◆ **What you need to do**
Scan the records and identify every line in which the string "Attenuation" occurs, then return those lines.

(Data extracted from a collection)
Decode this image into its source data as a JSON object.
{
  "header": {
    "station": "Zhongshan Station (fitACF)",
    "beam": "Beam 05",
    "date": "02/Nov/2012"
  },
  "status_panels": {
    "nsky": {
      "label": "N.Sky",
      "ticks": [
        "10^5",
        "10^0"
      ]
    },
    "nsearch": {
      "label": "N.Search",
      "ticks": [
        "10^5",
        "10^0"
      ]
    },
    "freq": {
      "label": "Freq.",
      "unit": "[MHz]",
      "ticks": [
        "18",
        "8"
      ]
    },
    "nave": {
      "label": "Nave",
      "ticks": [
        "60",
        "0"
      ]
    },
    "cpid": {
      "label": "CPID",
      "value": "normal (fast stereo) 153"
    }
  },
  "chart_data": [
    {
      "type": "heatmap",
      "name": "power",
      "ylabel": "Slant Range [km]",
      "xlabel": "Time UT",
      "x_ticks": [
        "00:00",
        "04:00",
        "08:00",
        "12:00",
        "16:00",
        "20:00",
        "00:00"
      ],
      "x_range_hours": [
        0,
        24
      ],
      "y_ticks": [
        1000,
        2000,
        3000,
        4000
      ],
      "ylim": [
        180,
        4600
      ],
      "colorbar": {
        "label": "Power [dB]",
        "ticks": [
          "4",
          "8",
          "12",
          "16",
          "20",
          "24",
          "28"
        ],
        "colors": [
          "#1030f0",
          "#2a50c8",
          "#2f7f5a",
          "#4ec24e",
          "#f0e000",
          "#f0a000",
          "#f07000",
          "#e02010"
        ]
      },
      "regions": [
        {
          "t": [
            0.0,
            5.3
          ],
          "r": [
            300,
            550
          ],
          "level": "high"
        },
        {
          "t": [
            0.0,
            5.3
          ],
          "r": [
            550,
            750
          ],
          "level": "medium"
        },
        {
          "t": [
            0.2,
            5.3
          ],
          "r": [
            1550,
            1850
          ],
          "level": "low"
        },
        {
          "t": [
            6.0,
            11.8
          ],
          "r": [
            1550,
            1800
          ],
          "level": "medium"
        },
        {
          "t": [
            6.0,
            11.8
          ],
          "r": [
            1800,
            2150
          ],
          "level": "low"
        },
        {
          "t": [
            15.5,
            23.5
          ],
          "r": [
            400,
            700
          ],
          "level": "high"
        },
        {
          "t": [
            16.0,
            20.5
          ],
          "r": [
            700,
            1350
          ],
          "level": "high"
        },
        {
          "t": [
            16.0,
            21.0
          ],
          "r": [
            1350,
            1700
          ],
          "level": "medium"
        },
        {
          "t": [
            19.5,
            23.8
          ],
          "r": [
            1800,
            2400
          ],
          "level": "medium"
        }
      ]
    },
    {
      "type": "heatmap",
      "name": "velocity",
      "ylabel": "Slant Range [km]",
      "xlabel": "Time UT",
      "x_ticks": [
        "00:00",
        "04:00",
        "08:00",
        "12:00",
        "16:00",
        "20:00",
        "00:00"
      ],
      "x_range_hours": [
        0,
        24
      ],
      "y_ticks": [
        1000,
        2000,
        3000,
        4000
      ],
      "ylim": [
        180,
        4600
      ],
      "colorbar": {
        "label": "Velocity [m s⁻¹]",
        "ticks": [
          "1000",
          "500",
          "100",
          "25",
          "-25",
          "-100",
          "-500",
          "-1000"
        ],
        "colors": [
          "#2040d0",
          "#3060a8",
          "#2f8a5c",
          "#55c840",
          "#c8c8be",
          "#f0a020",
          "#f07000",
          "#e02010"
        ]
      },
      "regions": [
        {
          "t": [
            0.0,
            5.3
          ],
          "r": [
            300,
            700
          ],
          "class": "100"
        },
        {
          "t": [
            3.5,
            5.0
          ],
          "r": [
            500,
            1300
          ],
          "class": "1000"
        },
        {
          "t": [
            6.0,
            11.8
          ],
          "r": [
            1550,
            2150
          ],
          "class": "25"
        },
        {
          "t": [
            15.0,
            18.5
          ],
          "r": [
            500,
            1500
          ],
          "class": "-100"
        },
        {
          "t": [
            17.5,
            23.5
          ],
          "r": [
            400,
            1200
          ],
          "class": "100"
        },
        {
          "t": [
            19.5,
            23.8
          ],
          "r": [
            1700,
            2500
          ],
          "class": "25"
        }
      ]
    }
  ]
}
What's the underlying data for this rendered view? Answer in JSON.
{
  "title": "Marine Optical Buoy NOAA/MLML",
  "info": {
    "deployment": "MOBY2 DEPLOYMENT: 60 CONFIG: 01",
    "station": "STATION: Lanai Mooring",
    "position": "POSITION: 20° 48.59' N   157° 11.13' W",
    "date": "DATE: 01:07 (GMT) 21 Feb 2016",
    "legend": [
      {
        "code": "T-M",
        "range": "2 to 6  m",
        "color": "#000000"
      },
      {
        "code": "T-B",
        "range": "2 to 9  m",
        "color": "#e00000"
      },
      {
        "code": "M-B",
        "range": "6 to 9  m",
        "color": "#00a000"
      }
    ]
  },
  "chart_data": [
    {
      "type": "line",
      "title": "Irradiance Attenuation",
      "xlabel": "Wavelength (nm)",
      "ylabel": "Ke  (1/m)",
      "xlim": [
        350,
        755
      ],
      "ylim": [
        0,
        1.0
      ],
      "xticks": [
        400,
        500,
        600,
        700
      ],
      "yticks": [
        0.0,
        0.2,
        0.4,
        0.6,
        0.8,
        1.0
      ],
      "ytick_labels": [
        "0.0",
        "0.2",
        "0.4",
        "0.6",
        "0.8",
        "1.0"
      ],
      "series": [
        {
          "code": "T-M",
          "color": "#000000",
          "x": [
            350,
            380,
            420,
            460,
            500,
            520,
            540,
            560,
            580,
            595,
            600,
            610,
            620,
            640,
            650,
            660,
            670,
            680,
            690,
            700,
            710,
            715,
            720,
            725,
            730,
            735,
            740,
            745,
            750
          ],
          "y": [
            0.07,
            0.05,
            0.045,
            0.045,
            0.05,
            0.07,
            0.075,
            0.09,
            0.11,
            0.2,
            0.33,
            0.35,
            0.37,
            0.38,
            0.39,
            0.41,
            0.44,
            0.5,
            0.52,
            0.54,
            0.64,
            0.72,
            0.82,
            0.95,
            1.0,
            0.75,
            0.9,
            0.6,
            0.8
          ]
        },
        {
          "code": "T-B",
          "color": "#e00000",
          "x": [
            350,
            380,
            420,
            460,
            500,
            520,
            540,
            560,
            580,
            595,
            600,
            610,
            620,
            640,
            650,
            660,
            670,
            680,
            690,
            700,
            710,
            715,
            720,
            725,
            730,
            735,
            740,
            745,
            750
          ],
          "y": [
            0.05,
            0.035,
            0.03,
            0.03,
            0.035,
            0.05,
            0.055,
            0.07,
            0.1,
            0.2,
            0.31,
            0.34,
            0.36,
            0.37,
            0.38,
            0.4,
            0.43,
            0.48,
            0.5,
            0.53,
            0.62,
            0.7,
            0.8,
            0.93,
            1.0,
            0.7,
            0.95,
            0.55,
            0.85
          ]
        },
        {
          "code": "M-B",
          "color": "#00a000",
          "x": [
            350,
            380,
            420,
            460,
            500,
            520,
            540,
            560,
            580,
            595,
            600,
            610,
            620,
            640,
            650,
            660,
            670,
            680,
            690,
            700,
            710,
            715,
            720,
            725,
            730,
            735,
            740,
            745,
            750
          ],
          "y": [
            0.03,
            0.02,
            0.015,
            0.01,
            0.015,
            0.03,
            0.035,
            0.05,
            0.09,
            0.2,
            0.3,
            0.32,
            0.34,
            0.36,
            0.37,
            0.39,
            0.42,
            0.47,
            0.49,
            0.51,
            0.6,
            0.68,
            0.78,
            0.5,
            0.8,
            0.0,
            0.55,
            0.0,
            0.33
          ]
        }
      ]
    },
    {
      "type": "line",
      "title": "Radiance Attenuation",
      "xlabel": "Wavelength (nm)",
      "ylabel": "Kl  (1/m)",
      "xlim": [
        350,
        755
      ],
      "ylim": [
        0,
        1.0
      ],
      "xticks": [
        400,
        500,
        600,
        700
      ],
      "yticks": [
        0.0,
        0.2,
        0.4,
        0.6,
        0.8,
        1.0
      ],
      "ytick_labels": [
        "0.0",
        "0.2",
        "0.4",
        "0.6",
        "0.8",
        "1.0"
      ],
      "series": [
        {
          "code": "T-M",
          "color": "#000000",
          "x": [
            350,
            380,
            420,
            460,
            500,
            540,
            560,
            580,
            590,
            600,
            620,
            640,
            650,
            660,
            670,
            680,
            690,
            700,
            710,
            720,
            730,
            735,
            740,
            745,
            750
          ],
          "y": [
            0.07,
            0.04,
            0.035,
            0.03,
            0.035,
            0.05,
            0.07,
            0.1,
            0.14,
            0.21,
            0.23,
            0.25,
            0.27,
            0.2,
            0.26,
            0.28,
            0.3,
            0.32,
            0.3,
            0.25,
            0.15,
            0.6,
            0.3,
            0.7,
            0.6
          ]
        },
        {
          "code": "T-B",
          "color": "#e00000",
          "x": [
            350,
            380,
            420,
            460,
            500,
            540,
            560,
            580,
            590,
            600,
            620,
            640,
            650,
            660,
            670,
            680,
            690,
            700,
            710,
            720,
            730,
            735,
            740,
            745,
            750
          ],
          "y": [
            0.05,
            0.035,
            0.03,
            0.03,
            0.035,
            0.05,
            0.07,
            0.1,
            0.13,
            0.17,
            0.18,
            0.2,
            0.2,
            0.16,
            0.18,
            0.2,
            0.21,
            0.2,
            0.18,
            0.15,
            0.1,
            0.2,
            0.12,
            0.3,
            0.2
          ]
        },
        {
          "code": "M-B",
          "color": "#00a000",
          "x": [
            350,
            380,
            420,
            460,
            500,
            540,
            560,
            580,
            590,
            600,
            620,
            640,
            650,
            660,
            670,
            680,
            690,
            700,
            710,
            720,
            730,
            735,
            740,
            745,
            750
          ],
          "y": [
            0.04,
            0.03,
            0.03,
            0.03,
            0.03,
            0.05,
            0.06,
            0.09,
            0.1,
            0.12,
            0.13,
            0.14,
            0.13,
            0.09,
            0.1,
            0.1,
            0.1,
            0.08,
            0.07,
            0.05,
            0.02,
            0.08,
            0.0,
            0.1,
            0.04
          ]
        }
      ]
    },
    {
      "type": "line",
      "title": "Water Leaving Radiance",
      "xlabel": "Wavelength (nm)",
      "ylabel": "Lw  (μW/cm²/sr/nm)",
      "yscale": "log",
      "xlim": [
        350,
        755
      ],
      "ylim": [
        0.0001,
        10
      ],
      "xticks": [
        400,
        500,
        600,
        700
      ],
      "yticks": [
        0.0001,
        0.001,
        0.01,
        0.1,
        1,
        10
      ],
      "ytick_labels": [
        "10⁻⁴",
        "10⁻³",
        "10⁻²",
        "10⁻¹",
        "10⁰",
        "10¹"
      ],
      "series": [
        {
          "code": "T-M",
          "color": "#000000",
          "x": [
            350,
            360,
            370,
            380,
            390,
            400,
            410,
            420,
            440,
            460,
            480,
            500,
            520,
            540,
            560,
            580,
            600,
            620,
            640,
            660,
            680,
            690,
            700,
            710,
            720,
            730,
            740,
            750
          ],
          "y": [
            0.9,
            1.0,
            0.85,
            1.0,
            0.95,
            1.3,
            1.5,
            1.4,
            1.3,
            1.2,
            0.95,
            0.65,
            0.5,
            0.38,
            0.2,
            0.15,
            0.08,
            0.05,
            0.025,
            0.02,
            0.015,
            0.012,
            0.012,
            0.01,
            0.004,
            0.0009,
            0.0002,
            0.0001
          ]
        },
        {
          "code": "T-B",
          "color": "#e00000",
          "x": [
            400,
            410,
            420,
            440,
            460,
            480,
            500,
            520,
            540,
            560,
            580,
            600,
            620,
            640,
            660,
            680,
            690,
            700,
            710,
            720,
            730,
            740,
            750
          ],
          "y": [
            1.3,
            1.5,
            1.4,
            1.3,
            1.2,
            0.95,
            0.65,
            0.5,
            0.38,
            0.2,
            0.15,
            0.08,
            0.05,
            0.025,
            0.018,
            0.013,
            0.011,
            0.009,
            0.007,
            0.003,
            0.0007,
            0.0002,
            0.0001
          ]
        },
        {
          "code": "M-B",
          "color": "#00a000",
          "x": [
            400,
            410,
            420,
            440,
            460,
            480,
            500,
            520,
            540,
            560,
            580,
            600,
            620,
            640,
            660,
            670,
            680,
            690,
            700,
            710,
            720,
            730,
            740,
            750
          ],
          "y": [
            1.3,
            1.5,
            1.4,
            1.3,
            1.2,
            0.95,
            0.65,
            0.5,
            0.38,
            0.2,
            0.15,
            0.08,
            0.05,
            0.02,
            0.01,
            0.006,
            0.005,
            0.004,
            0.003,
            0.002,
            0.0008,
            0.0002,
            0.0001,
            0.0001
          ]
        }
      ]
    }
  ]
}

◆ **Written solution**
      "title": "Irradiance Attenuation",
      "title": "Radiance Attenuation",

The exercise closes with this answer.